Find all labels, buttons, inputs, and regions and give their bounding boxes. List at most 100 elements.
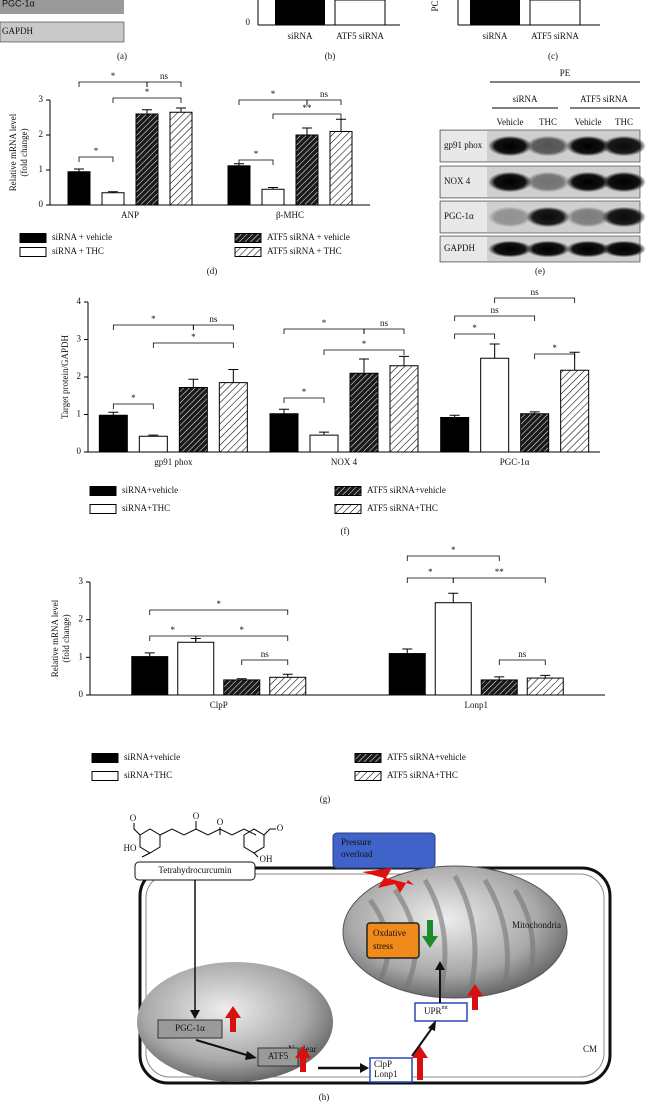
panel-label: (b) bbox=[325, 51, 336, 61]
legend-swatch bbox=[234, 233, 262, 243]
clpp-box bbox=[369, 1057, 413, 1083]
bar bbox=[101, 192, 125, 206]
legend-swatch bbox=[89, 486, 117, 496]
significance-bracket bbox=[454, 315, 536, 321]
band bbox=[566, 171, 610, 193]
error-bar bbox=[319, 431, 329, 436]
significance-label: * bbox=[472, 323, 477, 333]
upr-text: UPR bbox=[424, 1006, 442, 1016]
significance-label: * bbox=[552, 343, 557, 353]
x-tick-label: ATF5 siRNA bbox=[531, 31, 579, 41]
bar bbox=[261, 188, 285, 206]
legend-swatch bbox=[19, 233, 47, 243]
error-bar bbox=[236, 678, 247, 680]
bar bbox=[388, 653, 426, 696]
blot-label: NOX 4 bbox=[444, 176, 471, 186]
band bbox=[566, 240, 610, 258]
significance-label: ** bbox=[303, 103, 313, 113]
arrowhead bbox=[428, 1020, 436, 1031]
bar bbox=[218, 382, 248, 453]
significance-bracket bbox=[238, 99, 308, 105]
panel-label: (h) bbox=[319, 1092, 330, 1102]
upr-sup: mt bbox=[442, 1005, 449, 1011]
lane-label: THC bbox=[539, 117, 557, 127]
atom: O bbox=[277, 823, 284, 833]
error-bar bbox=[148, 434, 159, 437]
bar bbox=[135, 113, 159, 206]
legend-label: ATF5 siRNA + vehicle bbox=[267, 232, 350, 242]
group-label: siRNA bbox=[512, 94, 538, 104]
significance-label: ns bbox=[491, 305, 500, 315]
y-axis-label: (fold change) bbox=[19, 128, 29, 176]
y-tick-label: 3 bbox=[39, 94, 44, 104]
bar bbox=[269, 413, 299, 453]
atf5-label: ATF5 bbox=[268, 1051, 289, 1061]
y-axis-label: Relative mRNA level bbox=[8, 113, 18, 191]
y-tick-label: 2 bbox=[79, 614, 84, 624]
panel-b: 0 siRNA ATF5 siRNA (b) bbox=[246, 0, 400, 61]
bar bbox=[334, 0, 386, 26]
bar bbox=[178, 387, 208, 453]
arrowhead bbox=[435, 961, 445, 970]
band bbox=[526, 171, 570, 193]
bar bbox=[138, 435, 168, 453]
significance-bracket bbox=[452, 577, 546, 583]
y-tick-label: 2 bbox=[77, 371, 82, 381]
bar bbox=[295, 134, 319, 206]
band bbox=[602, 171, 646, 193]
arrowhead bbox=[190, 1010, 200, 1019]
band bbox=[526, 240, 570, 258]
band bbox=[566, 135, 610, 157]
bar bbox=[349, 372, 379, 453]
bar bbox=[480, 679, 518, 696]
error-bar bbox=[144, 652, 155, 657]
bar bbox=[434, 602, 472, 696]
band bbox=[602, 135, 646, 157]
y-tick-label: 0 bbox=[39, 199, 44, 209]
x-tick-label: siRNA bbox=[287, 31, 313, 41]
error-bar bbox=[336, 118, 346, 132]
legend-label: siRNA+vehicle bbox=[124, 752, 180, 762]
significance-label: ns bbox=[261, 649, 270, 659]
molecule bbox=[133, 821, 276, 858]
panel-label: (c) bbox=[548, 51, 558, 61]
band bbox=[488, 135, 532, 157]
panel-h: O HO O O O OH Tetrahydrocurcumin Pressur… bbox=[124, 811, 612, 1102]
blot-label: GAPDH bbox=[444, 243, 476, 253]
legend-swatch bbox=[19, 247, 47, 257]
significance-bracket bbox=[406, 555, 500, 561]
error-bar bbox=[399, 355, 409, 366]
legend-label: siRNA+THC bbox=[122, 503, 170, 513]
blot-row bbox=[0, 21, 125, 43]
bar bbox=[177, 641, 215, 696]
error-bar bbox=[282, 673, 293, 678]
significance-bracket bbox=[454, 333, 496, 339]
bar bbox=[329, 131, 353, 206]
significance-bracket bbox=[363, 328, 405, 334]
arrowhead bbox=[360, 1063, 369, 1073]
arrowhead bbox=[245, 1051, 257, 1060]
significance-bracket bbox=[195, 635, 289, 641]
error-bar bbox=[268, 187, 278, 190]
error-bar bbox=[529, 411, 540, 414]
up-arrow bbox=[412, 1046, 428, 1080]
atom: O bbox=[130, 813, 137, 823]
significance-label: ns bbox=[160, 71, 169, 81]
significance-label: ns bbox=[531, 287, 540, 297]
pgc-label: PGC-1α bbox=[175, 1023, 205, 1033]
significance-label: * bbox=[151, 314, 156, 324]
error-bar bbox=[176, 107, 186, 113]
bar bbox=[169, 111, 193, 206]
atom: O bbox=[193, 811, 200, 821]
legend-label: ATF5 siRNA+THC bbox=[367, 503, 438, 513]
legend-label: siRNA + THC bbox=[52, 246, 104, 256]
legend-label: siRNA + vehicle bbox=[52, 232, 112, 242]
bar bbox=[269, 676, 307, 696]
clpp-label: Lonp1 bbox=[374, 1069, 398, 1079]
significance-bracket bbox=[152, 342, 234, 348]
blot-row bbox=[0, 0, 124, 14]
bar bbox=[98, 414, 128, 453]
up-arrow bbox=[295, 1046, 311, 1072]
y-axis-label: Target protein/GAPDH bbox=[60, 335, 70, 419]
bar bbox=[560, 369, 590, 453]
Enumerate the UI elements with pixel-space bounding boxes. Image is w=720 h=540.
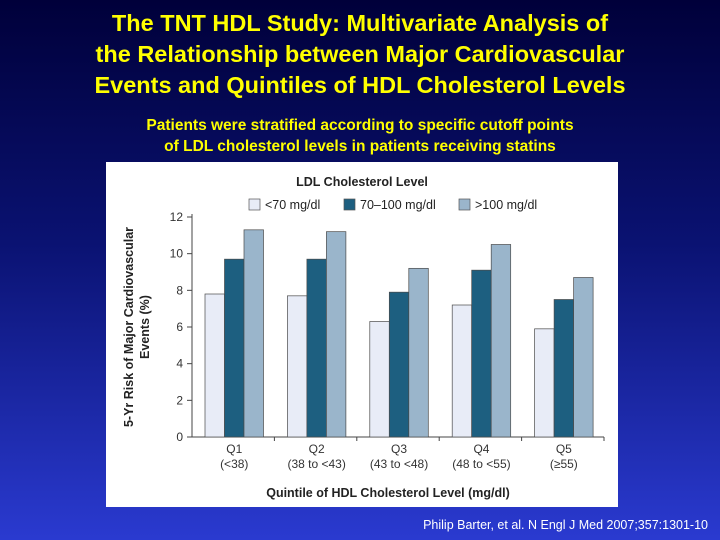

================

Your task
Everything in the entries above should be returned exactly, apart from the pictures.

Answer for the task
Find all labels, buttons, inputs, and regions and give their bounding boxes. List at most 100 elements.
panel-label: (b) bbox=[325, 51, 336, 61]
legend-swatch bbox=[234, 233, 262, 243]
clpp-box bbox=[369, 1057, 413, 1083]
bar bbox=[101, 192, 125, 206]
legend-swatch bbox=[89, 486, 117, 496]
significance-bracket bbox=[454, 315, 536, 321]
band bbox=[566, 171, 610, 193]
error-bar bbox=[319, 431, 329, 436]
significance-label: * bbox=[472, 323, 477, 333]
upr-text: UPR bbox=[424, 1006, 442, 1016]
significance-label: * bbox=[552, 343, 557, 353]
x-tick-label: ATF5 siRNA bbox=[531, 31, 579, 41]
bar bbox=[261, 188, 285, 206]
legend-swatch bbox=[19, 233, 47, 243]
error-bar bbox=[236, 678, 247, 680]
bar bbox=[388, 653, 426, 696]
blot-label: NOX 4 bbox=[444, 176, 471, 186]
band bbox=[566, 240, 610, 258]
significance-label: ** bbox=[303, 103, 313, 113]
arrowhead bbox=[428, 1020, 436, 1031]
bar bbox=[218, 382, 248, 453]
significance-bracket bbox=[238, 99, 308, 105]
panel-label: (h) bbox=[319, 1092, 330, 1102]
upr-sup: mt bbox=[442, 1005, 449, 1011]
lane-label: THC bbox=[539, 117, 557, 127]
atom: O bbox=[277, 823, 284, 833]
error-bar bbox=[148, 434, 159, 437]
bar bbox=[135, 113, 159, 206]
legend-label: ATF5 siRNA + vehicle bbox=[267, 232, 350, 242]
group-label: siRNA bbox=[512, 94, 538, 104]
significance-label: ns bbox=[491, 305, 500, 315]
y-axis-label: (fold change) bbox=[19, 128, 29, 176]
y-tick-label: 3 bbox=[39, 94, 44, 104]
bar bbox=[269, 413, 299, 453]
atf5-label: ATF5 bbox=[268, 1051, 289, 1061]
y-axis-label: Relative mRNA level bbox=[8, 113, 18, 191]
y-tick-label: 2 bbox=[79, 614, 84, 624]
panel-b: 0 siRNA ATF5 siRNA (b) bbox=[246, 0, 400, 61]
bar bbox=[334, 0, 386, 26]
bar bbox=[178, 387, 208, 453]
arrowhead bbox=[435, 961, 445, 970]
band bbox=[526, 171, 570, 193]
bar bbox=[138, 435, 168, 453]
significance-bracket bbox=[452, 577, 546, 583]
y-tick-label: 2 bbox=[77, 371, 82, 381]
bar bbox=[295, 134, 319, 206]
band bbox=[602, 171, 646, 193]
arrowhead bbox=[190, 1010, 200, 1019]
band bbox=[526, 240, 570, 258]
band bbox=[566, 135, 610, 157]
bar bbox=[349, 372, 379, 453]
bar bbox=[480, 679, 518, 696]
error-bar bbox=[144, 652, 155, 657]
bar bbox=[434, 602, 472, 696]
band bbox=[602, 135, 646, 157]
y-tick-label: 0 bbox=[39, 199, 44, 209]
x-tick-label: siRNA bbox=[287, 31, 313, 41]
error-bar bbox=[336, 118, 346, 132]
legend-label: siRNA+vehicle bbox=[124, 752, 180, 762]
significance-label: ns bbox=[261, 649, 270, 659]
molecule bbox=[133, 821, 276, 858]
panel-label: (c) bbox=[548, 51, 558, 61]
band bbox=[488, 135, 532, 157]
panel-h: O HO O O O OH Tetrahydrocurcumin Pressur… bbox=[124, 811, 612, 1102]
blot-label: GAPDH bbox=[444, 243, 476, 253]
legend-swatch bbox=[19, 247, 47, 257]
significance-bracket bbox=[406, 555, 500, 561]
error-bar bbox=[399, 355, 409, 366]
legend-label: siRNA+THC bbox=[122, 503, 170, 513]
blot-row bbox=[0, 21, 125, 43]
bar bbox=[177, 641, 215, 696]
error-bar bbox=[282, 673, 293, 678]
significance-bracket bbox=[454, 333, 496, 339]
bar bbox=[329, 131, 353, 206]
significance-bracket bbox=[363, 328, 405, 334]
arrowhead bbox=[360, 1063, 369, 1073]
arrowhead bbox=[245, 1051, 257, 1060]
significance-bracket bbox=[195, 635, 289, 641]
error-bar bbox=[268, 187, 278, 190]
error-bar bbox=[529, 411, 540, 414]
up-arrow bbox=[412, 1046, 428, 1080]
atom: O bbox=[130, 813, 137, 823]
significance-label: ns bbox=[160, 71, 169, 81]
significance-label: ns bbox=[531, 287, 540, 297]
pgc-label: PGC-1α bbox=[175, 1023, 205, 1033]
significance-label: * bbox=[151, 314, 156, 324]
error-bar bbox=[176, 107, 186, 113]
bar bbox=[169, 111, 193, 206]
atom: O bbox=[193, 811, 200, 821]
legend-label: ATF5 siRNA+THC bbox=[367, 503, 438, 513]
legend-label: siRNA + THC bbox=[52, 246, 104, 256]
legend-label: siRNA + vehicle bbox=[52, 232, 112, 242]
bar bbox=[269, 676, 307, 696]
clpp-label: Lonp1 bbox=[374, 1069, 398, 1079]
significance-bracket bbox=[152, 342, 234, 348]
blot-row bbox=[0, 0, 124, 14]
bar bbox=[98, 414, 128, 453]
up-arrow bbox=[295, 1046, 311, 1072]
y-axis-label: Target protein/GAPDH bbox=[60, 335, 70, 419]
bar bbox=[560, 369, 590, 453]
Enumerate the UI elements with pixel-space bounding boxes. Image is w=720 h=540.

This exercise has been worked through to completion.